__EXERCISE TASK__
Count the lines in the records below that contain the string "name", and reply with the number alone.

════════════════

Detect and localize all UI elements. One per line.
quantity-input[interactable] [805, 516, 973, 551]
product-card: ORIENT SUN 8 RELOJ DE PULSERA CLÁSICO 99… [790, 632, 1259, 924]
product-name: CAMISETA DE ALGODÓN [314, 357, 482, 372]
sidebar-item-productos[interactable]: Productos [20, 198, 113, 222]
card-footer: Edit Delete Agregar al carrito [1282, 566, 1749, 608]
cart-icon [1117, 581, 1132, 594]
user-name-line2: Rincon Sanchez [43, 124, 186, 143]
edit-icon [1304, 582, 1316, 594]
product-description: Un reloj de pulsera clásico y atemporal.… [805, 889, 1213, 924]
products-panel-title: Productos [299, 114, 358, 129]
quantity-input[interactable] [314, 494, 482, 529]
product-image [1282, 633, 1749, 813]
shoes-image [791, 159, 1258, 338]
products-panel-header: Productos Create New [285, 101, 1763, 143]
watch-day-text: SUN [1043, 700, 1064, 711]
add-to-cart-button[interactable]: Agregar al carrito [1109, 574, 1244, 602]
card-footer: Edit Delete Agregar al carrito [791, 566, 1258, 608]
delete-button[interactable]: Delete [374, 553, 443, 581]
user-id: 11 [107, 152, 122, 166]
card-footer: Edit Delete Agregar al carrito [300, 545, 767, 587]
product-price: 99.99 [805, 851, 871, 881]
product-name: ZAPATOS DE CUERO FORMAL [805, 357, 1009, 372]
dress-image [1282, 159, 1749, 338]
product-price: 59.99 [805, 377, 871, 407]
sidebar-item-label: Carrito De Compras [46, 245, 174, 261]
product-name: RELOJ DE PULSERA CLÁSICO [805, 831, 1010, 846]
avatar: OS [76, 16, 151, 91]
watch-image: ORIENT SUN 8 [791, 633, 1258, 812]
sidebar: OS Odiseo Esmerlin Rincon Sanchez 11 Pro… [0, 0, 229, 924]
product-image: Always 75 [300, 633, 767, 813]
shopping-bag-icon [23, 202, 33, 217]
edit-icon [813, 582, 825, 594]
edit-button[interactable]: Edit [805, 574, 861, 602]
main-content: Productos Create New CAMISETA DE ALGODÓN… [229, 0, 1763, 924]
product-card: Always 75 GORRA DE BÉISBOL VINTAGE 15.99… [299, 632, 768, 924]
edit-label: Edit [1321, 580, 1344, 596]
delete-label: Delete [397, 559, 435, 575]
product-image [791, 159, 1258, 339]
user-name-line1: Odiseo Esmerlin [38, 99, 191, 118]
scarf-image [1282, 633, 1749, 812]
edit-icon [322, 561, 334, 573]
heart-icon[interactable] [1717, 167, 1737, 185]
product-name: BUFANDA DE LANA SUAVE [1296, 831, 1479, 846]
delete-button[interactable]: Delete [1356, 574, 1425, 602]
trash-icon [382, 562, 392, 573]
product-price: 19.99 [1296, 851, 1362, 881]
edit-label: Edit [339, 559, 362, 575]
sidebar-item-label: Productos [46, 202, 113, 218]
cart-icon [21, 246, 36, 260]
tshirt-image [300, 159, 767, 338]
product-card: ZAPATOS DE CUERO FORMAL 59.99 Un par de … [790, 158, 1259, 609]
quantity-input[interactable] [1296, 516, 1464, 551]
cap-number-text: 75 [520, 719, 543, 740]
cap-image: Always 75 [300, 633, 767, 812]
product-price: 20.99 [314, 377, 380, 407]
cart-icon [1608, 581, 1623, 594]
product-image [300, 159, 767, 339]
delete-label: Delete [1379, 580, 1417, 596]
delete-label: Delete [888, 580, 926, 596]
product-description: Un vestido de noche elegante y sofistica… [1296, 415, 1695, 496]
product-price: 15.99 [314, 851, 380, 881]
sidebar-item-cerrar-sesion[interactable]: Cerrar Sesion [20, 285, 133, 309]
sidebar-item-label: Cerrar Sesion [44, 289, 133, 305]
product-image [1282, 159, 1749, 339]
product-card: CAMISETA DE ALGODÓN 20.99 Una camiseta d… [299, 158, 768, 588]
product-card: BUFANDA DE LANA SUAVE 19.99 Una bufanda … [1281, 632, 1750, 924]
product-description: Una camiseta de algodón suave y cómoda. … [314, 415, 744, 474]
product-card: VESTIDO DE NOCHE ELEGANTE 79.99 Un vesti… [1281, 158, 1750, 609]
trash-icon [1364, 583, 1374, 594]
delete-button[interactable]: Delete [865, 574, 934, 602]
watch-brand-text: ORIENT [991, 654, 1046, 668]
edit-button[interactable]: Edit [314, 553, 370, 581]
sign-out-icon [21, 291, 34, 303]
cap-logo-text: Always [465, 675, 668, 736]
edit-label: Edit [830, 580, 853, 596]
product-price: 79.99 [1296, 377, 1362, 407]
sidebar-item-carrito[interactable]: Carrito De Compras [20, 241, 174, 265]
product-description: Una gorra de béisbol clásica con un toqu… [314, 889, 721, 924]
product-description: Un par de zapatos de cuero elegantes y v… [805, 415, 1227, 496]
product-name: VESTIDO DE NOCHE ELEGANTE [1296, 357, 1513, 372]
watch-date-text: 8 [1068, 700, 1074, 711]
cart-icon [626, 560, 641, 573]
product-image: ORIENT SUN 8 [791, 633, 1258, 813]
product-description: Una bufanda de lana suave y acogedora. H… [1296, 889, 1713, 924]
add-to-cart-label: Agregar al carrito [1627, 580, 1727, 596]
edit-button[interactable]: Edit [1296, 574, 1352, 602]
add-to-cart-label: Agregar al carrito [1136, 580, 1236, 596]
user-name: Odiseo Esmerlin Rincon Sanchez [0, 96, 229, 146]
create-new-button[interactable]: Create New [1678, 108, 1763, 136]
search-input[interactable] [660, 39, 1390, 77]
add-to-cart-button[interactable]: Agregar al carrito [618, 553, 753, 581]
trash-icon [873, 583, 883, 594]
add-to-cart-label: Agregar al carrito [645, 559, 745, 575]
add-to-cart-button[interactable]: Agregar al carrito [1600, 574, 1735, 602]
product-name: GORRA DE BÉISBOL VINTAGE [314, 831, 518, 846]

════════════════

__ANSWER TO THE PROBLEM__
9